### Exercise task
Write out all the data again, exactly as it stands.

### Records shown
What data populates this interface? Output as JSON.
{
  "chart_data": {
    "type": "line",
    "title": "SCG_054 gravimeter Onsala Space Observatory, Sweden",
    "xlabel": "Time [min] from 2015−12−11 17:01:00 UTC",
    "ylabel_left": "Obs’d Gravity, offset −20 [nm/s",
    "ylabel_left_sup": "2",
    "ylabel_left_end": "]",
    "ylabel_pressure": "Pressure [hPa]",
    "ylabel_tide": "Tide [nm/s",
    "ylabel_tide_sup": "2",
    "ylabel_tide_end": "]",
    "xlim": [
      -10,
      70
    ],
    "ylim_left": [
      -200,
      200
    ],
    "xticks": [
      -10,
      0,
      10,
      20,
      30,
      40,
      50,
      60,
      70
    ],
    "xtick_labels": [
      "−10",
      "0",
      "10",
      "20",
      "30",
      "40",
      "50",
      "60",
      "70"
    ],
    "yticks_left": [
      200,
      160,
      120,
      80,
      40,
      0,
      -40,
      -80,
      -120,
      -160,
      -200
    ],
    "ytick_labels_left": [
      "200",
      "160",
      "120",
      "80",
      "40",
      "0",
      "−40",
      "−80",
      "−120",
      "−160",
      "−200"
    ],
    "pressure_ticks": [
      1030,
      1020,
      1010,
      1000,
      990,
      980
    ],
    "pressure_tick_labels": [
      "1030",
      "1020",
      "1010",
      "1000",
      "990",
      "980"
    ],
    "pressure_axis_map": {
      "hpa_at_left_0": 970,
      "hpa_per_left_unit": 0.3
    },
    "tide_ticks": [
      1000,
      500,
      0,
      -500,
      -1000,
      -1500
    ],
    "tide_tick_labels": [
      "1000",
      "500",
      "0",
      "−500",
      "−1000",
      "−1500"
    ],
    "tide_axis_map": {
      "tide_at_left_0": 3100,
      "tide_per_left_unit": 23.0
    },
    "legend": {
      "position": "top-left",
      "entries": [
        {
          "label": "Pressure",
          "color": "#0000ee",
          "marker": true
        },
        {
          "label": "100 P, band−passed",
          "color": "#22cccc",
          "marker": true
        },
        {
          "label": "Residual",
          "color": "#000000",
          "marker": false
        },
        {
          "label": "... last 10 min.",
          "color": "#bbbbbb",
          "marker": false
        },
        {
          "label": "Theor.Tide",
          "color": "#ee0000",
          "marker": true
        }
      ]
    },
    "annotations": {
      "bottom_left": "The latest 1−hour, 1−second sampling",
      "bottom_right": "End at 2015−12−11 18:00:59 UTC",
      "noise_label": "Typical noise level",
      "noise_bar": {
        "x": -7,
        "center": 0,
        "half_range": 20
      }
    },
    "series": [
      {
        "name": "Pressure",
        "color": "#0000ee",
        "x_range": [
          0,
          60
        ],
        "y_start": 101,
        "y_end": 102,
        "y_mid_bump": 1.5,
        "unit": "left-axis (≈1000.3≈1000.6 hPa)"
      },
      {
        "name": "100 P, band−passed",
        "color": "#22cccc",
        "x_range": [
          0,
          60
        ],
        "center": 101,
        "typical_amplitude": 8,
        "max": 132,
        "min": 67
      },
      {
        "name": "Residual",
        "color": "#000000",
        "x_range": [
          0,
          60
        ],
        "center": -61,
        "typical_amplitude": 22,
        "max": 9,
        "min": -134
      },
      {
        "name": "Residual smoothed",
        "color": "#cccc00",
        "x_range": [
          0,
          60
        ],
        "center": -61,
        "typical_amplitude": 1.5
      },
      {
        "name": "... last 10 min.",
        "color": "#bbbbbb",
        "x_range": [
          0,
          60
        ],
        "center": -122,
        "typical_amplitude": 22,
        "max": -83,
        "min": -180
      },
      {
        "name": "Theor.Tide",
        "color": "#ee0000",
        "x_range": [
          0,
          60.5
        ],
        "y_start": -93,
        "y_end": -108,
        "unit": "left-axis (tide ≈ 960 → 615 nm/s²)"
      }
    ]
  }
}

### The solution
What data populates this interface? Output as JSON.
{
  "chart_data": {
    "type": "line",
    "title": "SCG_054 gravimeter Onsala Space Observatory, Sweden",
    "xlabel": "Time [min] from 2015−12−11 17:01:00 UTC",
    "ylabel_left": "Obs’d Gravity, offset −20 [nm/s",
    "ylabel_left_sup": "2",
    "ylabel_left_end": "]",
    "ylabel_pressure": "Pressure [hPa]",
    "ylabel_tide": "Tide [nm/s",
    "ylabel_tide_sup": "2",
    "ylabel_tide_end": "]",
    "xlim": [
      -10,
      70
    ],
    "ylim_left": [
      -200,
      200
    ],
    "xticks": [
      -10,
      0,
      10,
      20,
      30,
      40,
      50,
      60,
      70
    ],
    "xtick_labels": [
      "−10",
      "0",
      "10",
      "20",
      "30",
      "40",
      "50",
      "60",
      "70"
    ],
    "yticks_left": [
      200,
      160,
      120,
      80,
      40,
      0,
      -40,
      -80,
      -120,
      -160,
      -200
    ],
    "ytick_labels_left": [
      "200",
      "160",
      "120",
      "80",
      "40",
      "0",
      "−40",
      "−80",
      "−120",
      "−160",
      "−200"
    ],
    "pressure_ticks": [
      1030,
      1020,
      1010,
      1000,
      990,
      980
    ],
    "pressure_tick_labels": [
      "1030",
      "1020",
      "1010",
      "1000",
      "990",
      "980"
    ],
    "pressure_axis_map": {
      "hpa_at_left_0": 970,
      "hpa_per_left_unit": 0.3
    },
    "tide_ticks": [
      1000,
      500,
      0,
      -500,
      -1000,
      -1500
    ],
    "tide_tick_labels": [
      "1000",
      "500",
      "0",
      "−500",
      "−1000",
      "−1500"
    ],
    "tide_axis_map": {
      "tide_at_left_0": 3100,
      "tide_per_left_unit": 23.0
    },
    "legend": {
      "position": "top-left",
      "entries": [
        {
          "label": "Pressure",
          "color": "#0000ee",
          "marker": true
        },
        {
          "label": "100 P, band−passed",
          "color": "#22cccc",
          "marker": true
        },
        {
          "label": "Residual",
          "color": "#000000",
          "marker": false
        },
        {
          "label": "... last 10 min.",
          "color": "#bbbbbb",
          "marker": false
        },
        {
          "label": "Theor.Tide",
          "color": "#ee0000",
          "marker": true
        }
      ]
    },
    "annotations": {
      "bottom_left": "The latest 1−hour, 1−second sampling",
      "bottom_right": "End at 2015−12−11 18:00:59 UTC",
      "noise_label": "Typical noise level",
      "noise_bar": {
        "x": -7,
        "center": 0,
        "half_range": 20
      }
    },
    "series": [
      {
        "name": "Pressure",
        "color": "#0000ee",
        "x_range": [
          0,
          60
        ],
        "y_start": 101,
        "y_end": 102,
        "y_mid_bump": 1.5,
        "unit": "left-axis (≈1000.3≈1000.6 hPa)"
      },
      {
        "name": "100 P, band−passed",
        "color": "#22cccc",
        "x_range": [
          0,
          60
        ],
        "center": 101,
        "typical_amplitude": 8,
        "max": 132,
        "min": 67
      },
      {
        "name": "Residual",
        "color": "#000000",
        "x_range": [
          0,
          60
        ],
        "center": -61,
        "typical_amplitude": 22,
        "max": 9,
        "min": -134
      },
      {
        "name": "Residual smoothed",
        "color": "#cccc00",
        "x_range": [
          0,
          60
        ],
        "center": -61,
        "typical_amplitude": 1.5
      },
      {
        "name": "... last 10 min.",
        "color": "#bbbbbb",
        "x_range": [
          0,
          60
        ],
        "center": -122,
        "typical_amplitude": 22,
        "max": -83,
        "min": -180
      },
      {
        "name": "Theor.Tide",
        "color": "#ee0000",
        "x_range": [
          0,
          60.5
        ],
        "y_start": -93,
        "y_end": -108,
        "unit": "left-axis (tide ≈ 960 → 615 nm/s²)"
      }
    ]
  }
}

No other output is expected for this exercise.